Objective
Output every line of the data exactly as it appears.

Stored data:
---*---
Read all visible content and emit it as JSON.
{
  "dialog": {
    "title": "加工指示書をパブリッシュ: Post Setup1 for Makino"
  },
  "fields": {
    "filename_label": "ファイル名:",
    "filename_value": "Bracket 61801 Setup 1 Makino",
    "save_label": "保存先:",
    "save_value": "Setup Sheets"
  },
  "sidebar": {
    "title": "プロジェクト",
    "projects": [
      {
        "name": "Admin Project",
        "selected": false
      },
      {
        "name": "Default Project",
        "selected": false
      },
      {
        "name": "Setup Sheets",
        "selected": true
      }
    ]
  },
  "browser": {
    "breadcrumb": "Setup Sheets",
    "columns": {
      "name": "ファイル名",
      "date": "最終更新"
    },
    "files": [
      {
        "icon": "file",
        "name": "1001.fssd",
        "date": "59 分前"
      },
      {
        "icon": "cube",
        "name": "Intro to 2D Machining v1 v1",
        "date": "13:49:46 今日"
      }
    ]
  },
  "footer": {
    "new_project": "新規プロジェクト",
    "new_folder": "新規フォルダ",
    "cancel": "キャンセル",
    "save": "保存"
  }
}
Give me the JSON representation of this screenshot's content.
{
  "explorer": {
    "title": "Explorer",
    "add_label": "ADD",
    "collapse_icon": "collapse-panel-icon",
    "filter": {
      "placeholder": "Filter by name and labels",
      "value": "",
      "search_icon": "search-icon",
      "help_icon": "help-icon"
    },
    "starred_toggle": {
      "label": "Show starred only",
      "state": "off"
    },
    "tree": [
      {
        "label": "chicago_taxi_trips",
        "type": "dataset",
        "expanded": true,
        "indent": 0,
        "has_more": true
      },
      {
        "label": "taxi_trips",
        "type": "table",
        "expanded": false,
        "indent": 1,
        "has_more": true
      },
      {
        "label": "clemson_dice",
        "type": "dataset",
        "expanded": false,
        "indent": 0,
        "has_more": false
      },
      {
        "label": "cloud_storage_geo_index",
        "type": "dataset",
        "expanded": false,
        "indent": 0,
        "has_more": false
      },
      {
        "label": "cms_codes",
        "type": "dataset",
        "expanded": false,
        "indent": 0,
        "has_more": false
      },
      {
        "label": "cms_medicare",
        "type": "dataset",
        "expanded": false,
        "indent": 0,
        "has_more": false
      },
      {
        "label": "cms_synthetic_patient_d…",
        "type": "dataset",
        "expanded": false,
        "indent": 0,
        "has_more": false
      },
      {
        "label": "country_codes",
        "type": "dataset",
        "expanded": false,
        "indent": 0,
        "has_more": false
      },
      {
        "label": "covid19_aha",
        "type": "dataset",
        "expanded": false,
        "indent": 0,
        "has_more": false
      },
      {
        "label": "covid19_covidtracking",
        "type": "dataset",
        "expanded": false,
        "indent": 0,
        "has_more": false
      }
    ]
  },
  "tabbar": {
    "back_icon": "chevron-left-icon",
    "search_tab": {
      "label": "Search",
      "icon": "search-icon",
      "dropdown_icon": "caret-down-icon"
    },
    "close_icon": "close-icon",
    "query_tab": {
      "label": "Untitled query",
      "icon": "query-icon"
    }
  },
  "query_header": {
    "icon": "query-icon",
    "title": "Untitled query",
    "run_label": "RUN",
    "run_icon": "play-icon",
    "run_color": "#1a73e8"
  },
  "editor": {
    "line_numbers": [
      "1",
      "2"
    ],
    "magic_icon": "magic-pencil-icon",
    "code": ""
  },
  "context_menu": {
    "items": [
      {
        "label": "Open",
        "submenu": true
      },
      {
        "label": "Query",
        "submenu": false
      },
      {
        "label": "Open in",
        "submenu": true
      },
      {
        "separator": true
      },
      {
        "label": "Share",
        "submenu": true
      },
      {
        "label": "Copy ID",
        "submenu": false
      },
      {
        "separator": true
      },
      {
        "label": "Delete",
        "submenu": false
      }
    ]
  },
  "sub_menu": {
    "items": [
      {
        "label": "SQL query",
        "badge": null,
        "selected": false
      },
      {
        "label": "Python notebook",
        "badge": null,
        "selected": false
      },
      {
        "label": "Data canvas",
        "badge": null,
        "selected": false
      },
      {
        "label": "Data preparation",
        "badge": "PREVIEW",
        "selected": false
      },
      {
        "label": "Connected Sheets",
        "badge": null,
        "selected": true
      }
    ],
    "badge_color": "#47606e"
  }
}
---*---
Correct response
Read all visible content and emit it as JSON.
{
  "dialog": {
    "title": "加工指示書をパブリッシュ: Post Setup1 for Makino"
  },
  "fields": {
    "filename_label": "ファイル名:",
    "filename_value": "Bracket 61801 Setup 1 Makino",
    "save_label": "保存先:",
    "save_value": "Setup Sheets"
  },
  "sidebar": {
    "title": "プロジェクト",
    "projects": [
      {
        "name": "Admin Project",
        "selected": false
      },
      {
        "name": "Default Project",
        "selected": false
      },
      {
        "name": "Setup Sheets",
        "selected": true
      }
    ]
  },
  "browser": {
    "breadcrumb": "Setup Sheets",
    "columns": {
      "name": "ファイル名",
      "date": "最終更新"
    },
    "files": [
      {
        "icon": "file",
        "name": "1001.fssd",
        "date": "59 分前"
      },
      {
        "icon": "cube",
        "name": "Intro to 2D Machining v1 v1",
        "date": "13:49:46 今日"
      }
    ]
  },
  "footer": {
    "new_project": "新規プロジェクト",
    "new_folder": "新規フォルダ",
    "cancel": "キャンセル",
    "save": "保存"
  }
}
Give me the JSON representation of this screenshot's content.
{
  "explorer": {
    "title": "Explorer",
    "add_label": "ADD",
    "collapse_icon": "collapse-panel-icon",
    "filter": {
      "placeholder": "Filter by name and labels",
      "value": "",
      "search_icon": "search-icon",
      "help_icon": "help-icon"
    },
    "starred_toggle": {
      "label": "Show starred only",
      "state": "off"
    },
    "tree": [
      {
        "label": "chicago_taxi_trips",
        "type": "dataset",
        "expanded": true,
        "indent": 0,
        "has_more": true
      },
      {
        "label": "taxi_trips",
        "type": "table",
        "expanded": false,
        "indent": 1,
        "has_more": true
      },
      {
        "label": "clemson_dice",
        "type": "dataset",
        "expanded": false,
        "indent": 0,
        "has_more": false
      },
      {
        "label": "cloud_storage_geo_index",
        "type": "dataset",
        "expanded": false,
        "indent": 0,
        "has_more": false
      },
      {
        "label": "cms_codes",
        "type": "dataset",
        "expanded": false,
        "indent": 0,
        "has_more": false
      },
      {
        "label": "cms_medicare",
        "type": "dataset",
        "expanded": false,
        "indent": 0,
        "has_more": false
      },
      {
        "label": "cms_synthetic_patient_d…",
        "type": "dataset",
        "expanded": false,
        "indent": 0,
        "has_more": false
      },
      {
        "label": "country_codes",
        "type": "dataset",
        "expanded": false,
        "indent": 0,
        "has_more": false
      },
      {
        "label": "covid19_aha",
        "type": "dataset",
        "expanded": false,
        "indent": 0,
        "has_more": false
      },
      {
        "label": "covid19_covidtracking",
        "type": "dataset",
        "expanded": false,
        "indent": 0,
        "has_more": false
      }
    ]
  },
  "tabbar": {
    "back_icon": "chevron-left-icon",
    "search_tab": {
      "label": "Search",
      "icon": "search-icon",
      "dropdown_icon": "caret-down-icon"
    },
    "close_icon": "close-icon",
    "query_tab": {
      "label": "Untitled query",
      "icon": "query-icon"
    }
  },
  "query_header": {
    "icon": "query-icon",
    "title": "Untitled query",
    "run_label": "RUN",
    "run_icon": "play-icon",
    "run_color": "#1a73e8"
  },
  "editor": {
    "line_numbers": [
      "1",
      "2"
    ],
    "magic_icon": "magic-pencil-icon",
    "code": ""
  },
  "context_menu": {
    "items": [
      {
        "label": "Open",
        "submenu": true
      },
      {
        "label": "Query",
        "submenu": false
      },
      {
        "label": "Open in",
        "submenu": true
      },
      {
        "separator": true
      },
      {
        "label": "Share",
        "submenu": true
      },
      {
        "label": "Copy ID",
        "submenu": false
      },
      {
        "separator": true
      },
      {
        "label": "Delete",
        "submenu": false
      }
    ]
  },
  "sub_menu": {
    "items": [
      {
        "label": "SQL query",
        "badge": null,
        "selected": false
      },
      {
        "label": "Python notebook",
        "badge": null,
        "selected": false
      },
      {
        "label": "Data canvas",
        "badge": null,
        "selected": false
      },
      {
        "label": "Data preparation",
        "badge": "PREVIEW",
        "selected": false
      },
      {
        "label": "Connected Sheets",
        "badge": null,
        "selected": true
      }
    ],
    "badge_color": "#47606e"
  }
}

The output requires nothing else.